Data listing
============================================================

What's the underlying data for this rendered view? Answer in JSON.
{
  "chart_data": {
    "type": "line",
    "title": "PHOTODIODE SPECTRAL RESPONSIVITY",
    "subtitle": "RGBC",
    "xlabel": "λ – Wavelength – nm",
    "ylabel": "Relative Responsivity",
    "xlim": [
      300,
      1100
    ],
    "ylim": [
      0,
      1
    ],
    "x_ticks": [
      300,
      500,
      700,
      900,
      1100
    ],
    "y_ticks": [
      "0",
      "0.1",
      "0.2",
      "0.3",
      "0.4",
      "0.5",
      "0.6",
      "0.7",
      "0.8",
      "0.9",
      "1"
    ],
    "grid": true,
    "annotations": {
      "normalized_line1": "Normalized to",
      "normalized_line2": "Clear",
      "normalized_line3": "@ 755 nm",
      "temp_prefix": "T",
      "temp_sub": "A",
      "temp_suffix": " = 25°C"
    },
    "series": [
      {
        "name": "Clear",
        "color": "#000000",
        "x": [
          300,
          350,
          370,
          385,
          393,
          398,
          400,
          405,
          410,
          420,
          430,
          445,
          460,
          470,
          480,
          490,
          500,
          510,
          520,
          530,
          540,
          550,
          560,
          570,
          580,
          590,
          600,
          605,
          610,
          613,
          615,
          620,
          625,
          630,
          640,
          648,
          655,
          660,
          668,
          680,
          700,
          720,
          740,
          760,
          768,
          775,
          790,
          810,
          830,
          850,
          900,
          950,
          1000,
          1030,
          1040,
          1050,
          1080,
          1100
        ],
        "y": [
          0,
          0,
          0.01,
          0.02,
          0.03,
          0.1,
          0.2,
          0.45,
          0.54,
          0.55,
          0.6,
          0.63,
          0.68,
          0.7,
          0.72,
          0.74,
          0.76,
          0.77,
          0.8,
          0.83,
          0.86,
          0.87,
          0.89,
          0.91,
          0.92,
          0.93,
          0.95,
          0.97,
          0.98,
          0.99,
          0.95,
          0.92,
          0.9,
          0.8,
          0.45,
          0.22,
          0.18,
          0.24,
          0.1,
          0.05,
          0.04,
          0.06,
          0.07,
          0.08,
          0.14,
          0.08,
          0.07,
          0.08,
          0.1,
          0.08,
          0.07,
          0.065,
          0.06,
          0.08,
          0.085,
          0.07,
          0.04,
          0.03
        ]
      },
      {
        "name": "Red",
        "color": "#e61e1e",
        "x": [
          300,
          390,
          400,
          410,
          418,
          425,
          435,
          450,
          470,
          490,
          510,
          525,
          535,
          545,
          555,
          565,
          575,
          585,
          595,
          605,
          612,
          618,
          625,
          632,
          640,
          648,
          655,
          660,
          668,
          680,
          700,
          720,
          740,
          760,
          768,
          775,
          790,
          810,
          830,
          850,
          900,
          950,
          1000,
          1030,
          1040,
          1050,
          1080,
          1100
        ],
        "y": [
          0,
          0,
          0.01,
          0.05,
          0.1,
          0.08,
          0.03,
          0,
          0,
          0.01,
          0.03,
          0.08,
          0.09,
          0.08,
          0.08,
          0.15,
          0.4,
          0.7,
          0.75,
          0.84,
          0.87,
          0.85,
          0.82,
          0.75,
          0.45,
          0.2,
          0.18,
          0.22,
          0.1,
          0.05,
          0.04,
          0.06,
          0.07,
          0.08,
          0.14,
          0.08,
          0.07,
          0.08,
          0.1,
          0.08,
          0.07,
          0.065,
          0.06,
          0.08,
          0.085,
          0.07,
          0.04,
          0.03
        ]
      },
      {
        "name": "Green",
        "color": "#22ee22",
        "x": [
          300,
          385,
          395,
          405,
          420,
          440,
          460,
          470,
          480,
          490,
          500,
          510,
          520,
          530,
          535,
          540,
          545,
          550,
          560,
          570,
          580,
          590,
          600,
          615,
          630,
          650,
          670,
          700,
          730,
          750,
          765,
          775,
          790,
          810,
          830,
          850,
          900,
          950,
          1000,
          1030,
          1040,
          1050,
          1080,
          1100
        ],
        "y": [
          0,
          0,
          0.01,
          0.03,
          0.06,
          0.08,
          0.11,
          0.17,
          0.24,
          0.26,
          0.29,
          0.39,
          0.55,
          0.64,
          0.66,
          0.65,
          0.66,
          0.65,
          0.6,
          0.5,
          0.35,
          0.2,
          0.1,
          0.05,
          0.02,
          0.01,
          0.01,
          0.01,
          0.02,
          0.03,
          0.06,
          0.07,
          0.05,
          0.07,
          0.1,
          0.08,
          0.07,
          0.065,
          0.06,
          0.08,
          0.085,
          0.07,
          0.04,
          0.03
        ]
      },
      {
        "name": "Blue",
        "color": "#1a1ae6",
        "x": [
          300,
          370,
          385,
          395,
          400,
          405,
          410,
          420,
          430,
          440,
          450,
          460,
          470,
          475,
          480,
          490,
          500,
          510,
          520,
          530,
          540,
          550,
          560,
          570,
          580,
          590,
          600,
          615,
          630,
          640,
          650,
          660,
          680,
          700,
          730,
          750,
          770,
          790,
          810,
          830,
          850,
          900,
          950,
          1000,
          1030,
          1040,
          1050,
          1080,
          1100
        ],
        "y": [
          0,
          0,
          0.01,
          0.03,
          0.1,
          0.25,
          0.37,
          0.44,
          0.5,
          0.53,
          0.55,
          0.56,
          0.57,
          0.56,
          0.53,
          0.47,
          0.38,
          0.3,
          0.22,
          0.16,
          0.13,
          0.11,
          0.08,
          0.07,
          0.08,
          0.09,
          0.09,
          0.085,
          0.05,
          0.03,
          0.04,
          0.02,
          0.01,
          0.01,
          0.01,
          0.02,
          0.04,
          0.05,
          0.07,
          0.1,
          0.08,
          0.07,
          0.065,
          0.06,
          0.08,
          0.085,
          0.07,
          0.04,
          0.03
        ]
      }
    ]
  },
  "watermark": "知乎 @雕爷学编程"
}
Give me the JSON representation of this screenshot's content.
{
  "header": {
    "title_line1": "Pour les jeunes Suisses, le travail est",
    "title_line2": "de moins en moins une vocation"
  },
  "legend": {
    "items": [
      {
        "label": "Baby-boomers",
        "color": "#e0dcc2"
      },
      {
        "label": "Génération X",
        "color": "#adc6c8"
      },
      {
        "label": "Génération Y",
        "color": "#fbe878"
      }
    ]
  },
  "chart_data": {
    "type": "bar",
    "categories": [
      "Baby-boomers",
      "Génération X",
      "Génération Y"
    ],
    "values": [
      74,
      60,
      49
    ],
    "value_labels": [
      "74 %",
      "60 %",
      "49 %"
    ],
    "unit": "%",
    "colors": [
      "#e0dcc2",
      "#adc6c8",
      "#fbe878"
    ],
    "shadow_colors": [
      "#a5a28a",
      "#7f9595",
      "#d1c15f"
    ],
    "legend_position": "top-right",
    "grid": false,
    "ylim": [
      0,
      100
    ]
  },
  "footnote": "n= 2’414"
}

============================================================

## GOAL
Write out all records exactly, keeping every detail.

## EXPECTED OUTPUT
What's the underlying data for this rendered view? Answer in JSON.
{
  "chart_data": {
    "type": "line",
    "title": "PHOTODIODE SPECTRAL RESPONSIVITY",
    "subtitle": "RGBC",
    "xlabel": "λ – Wavelength – nm",
    "ylabel": "Relative Responsivity",
    "xlim": [
      300,
      1100
    ],
    "ylim": [
      0,
      1
    ],
    "x_ticks": [
      300,
      500,
      700,
      900,
      1100
    ],
    "y_ticks": [
      "0",
      "0.1",
      "0.2",
      "0.3",
      "0.4",
      "0.5",
      "0.6",
      "0.7",
      "0.8",
      "0.9",
      "1"
    ],
    "grid": true,
    "annotations": {
      "normalized_line1": "Normalized to",
      "normalized_line2": "Clear",
      "normalized_line3": "@ 755 nm",
      "temp_prefix": "T",
      "temp_sub": "A",
      "temp_suffix": " = 25°C"
    },
    "series": [
      {
        "name": "Clear",
        "color": "#000000",
        "x": [
          300,
          350,
          370,
          385,
          393,
          398,
          400,
          405,
          410,
          420,
          430,
          445,
          460,
          470,
          480,
          490,
          500,
          510,
          520,
          530,
          540,
          550,
          560,
          570,
          580,
          590,
          600,
          605,
          610,
          613,
          615,
          620,
          625,
          630,
          640,
          648,
          655,
          660,
          668,
          680,
          700,
          720,
          740,
          760,
          768,
          775,
          790,
          810,
          830,
          850,
          900,
          950,
          1000,
          1030,
          1040,
          1050,
          1080,
          1100
        ],
        "y": [
          0,
          0,
          0.01,
          0.02,
          0.03,
          0.1,
          0.2,
          0.45,
          0.54,
          0.55,
          0.6,
          0.63,
          0.68,
          0.7,
          0.72,
          0.74,
          0.76,
          0.77,
          0.8,
          0.83,
          0.86,
          0.87,
          0.89,
          0.91,
          0.92,
          0.93,
          0.95,
          0.97,
          0.98,
          0.99,
          0.95,
          0.92,
          0.9,
          0.8,
          0.45,
          0.22,
          0.18,
          0.24,
          0.1,
          0.05,
          0.04,
          0.06,
          0.07,
          0.08,
          0.14,
          0.08,
          0.07,
          0.08,
          0.1,
          0.08,
          0.07,
          0.065,
          0.06,
          0.08,
          0.085,
          0.07,
          0.04,
          0.03
        ]
      },
      {
        "name": "Red",
        "color": "#e61e1e",
        "x": [
          300,
          390,
          400,
          410,
          418,
          425,
          435,
          450,
          470,
          490,
          510,
          525,
          535,
          545,
          555,
          565,
          575,
          585,
          595,
          605,
          612,
          618,
          625,
          632,
          640,
          648,
          655,
          660,
          668,
          680,
          700,
          720,
          740,
          760,
          768,
          775,
          790,
          810,
          830,
          850,
          900,
          950,
          1000,
          1030,
          1040,
          1050,
          1080,
          1100
        ],
        "y": [
          0,
          0,
          0.01,
          0.05,
          0.1,
          0.08,
          0.03,
          0,
          0,
          0.01,
          0.03,
          0.08,
          0.09,
          0.08,
          0.08,
          0.15,
          0.4,
          0.7,
          0.75,
          0.84,
          0.87,
          0.85,
          0.82,
          0.75,
          0.45,
          0.2,
          0.18,
          0.22,
          0.1,
          0.05,
          0.04,
          0.06,
          0.07,
          0.08,
          0.14,
          0.08,
          0.07,
          0.08,
          0.1,
          0.08,
          0.07,
          0.065,
          0.06,
          0.08,
          0.085,
          0.07,
          0.04,
          0.03
        ]
      },
      {
        "name": "Green",
        "color": "#22ee22",
        "x": [
          300,
          385,
          395,
          405,
          420,
          440,
          460,
          470,
          480,
          490,
          500,
          510,
          520,
          530,
          535,
          540,
          545,
          550,
          560,
          570,
          580,
          590,
          600,
          615,
          630,
          650,
          670,
          700,
          730,
          750,
          765,
          775,
          790,
          810,
          830,
          850,
          900,
          950,
          1000,
          1030,
          1040,
          1050,
          1080,
          1100
        ],
        "y": [
          0,
          0,
          0.01,
          0.03,
          0.06,
          0.08,
          0.11,
          0.17,
          0.24,
          0.26,
          0.29,
          0.39,
          0.55,
          0.64,
          0.66,
          0.65,
          0.66,
          0.65,
          0.6,
          0.5,
          0.35,
          0.2,
          0.1,
          0.05,
          0.02,
          0.01,
          0.01,
          0.01,
          0.02,
          0.03,
          0.06,
          0.07,
          0.05,
          0.07,
          0.1,
          0.08,
          0.07,
          0.065,
          0.06,
          0.08,
          0.085,
          0.07,
          0.04,
          0.03
        ]
      },
      {
        "name": "Blue",
        "color": "#1a1ae6",
        "x": [
          300,
          370,
          385,
          395,
          400,
          405,
          410,
          420,
          430,
          440,
          450,
          460,
          470,
          475,
          480,
          490,
          500,
          510,
          520,
          530,
          540,
          550,
          560,
          570,
          580,
          590,
          600,
          615,
          630,
          640,
          650,
          660,
          680,
          700,
          730,
          750,
          770,
          790,
          810,
          830,
          850,
          900,
          950,
          1000,
          1030,
          1040,
          1050,
          1080,
          1100
        ],
        "y": [
          0,
          0,
          0.01,
          0.03,
          0.1,
          0.25,
          0.37,
          0.44,
          0.5,
          0.53,
          0.55,
          0.56,
          0.57,
          0.56,
          0.53,
          0.47,
          0.38,
          0.3,
          0.22,
          0.16,
          0.13,
          0.11,
          0.08,
          0.07,
          0.08,
          0.09,
          0.09,
          0.085,
          0.05,
          0.03,
          0.04,
          0.02,
          0.01,
          0.01,
          0.01,
          0.02,
          0.04,
          0.05,
          0.07,
          0.1,
          0.08,
          0.07,
          0.065,
          0.06,
          0.08,
          0.085,
          0.07,
          0.04,
          0.03
        ]
      }
    ]
  },
  "watermark": "知乎 @雕爷学编程"
}
Give me the JSON representation of this screenshot's content.
{
  "header": {
    "title_line1": "Pour les jeunes Suisses, le travail est",
    "title_line2": "de moins en moins une vocation"
  },
  "legend": {
    "items": [
      {
        "label": "Baby-boomers",
        "color": "#e0dcc2"
      },
      {
        "label": "Génération X",
        "color": "#adc6c8"
      },
      {
        "label": "Génération Y",
        "color": "#fbe878"
      }
    ]
  },
  "chart_data": {
    "type": "bar",
    "categories": [
      "Baby-boomers",
      "Génération X",
      "Génération Y"
    ],
    "values": [
      74,
      60,
      49
    ],
    "value_labels": [
      "74 %",
      "60 %",
      "49 %"
    ],
    "unit": "%",
    "colors": [
      "#e0dcc2",
      "#adc6c8",
      "#fbe878"
    ],
    "shadow_colors": [
      "#a5a28a",
      "#7f9595",
      "#d1c15f"
    ],
    "legend_position": "top-right",
    "grid": false,
    "ylim": [
      0,
      100
    ]
  },
  "footnote": "n= 2’414"
}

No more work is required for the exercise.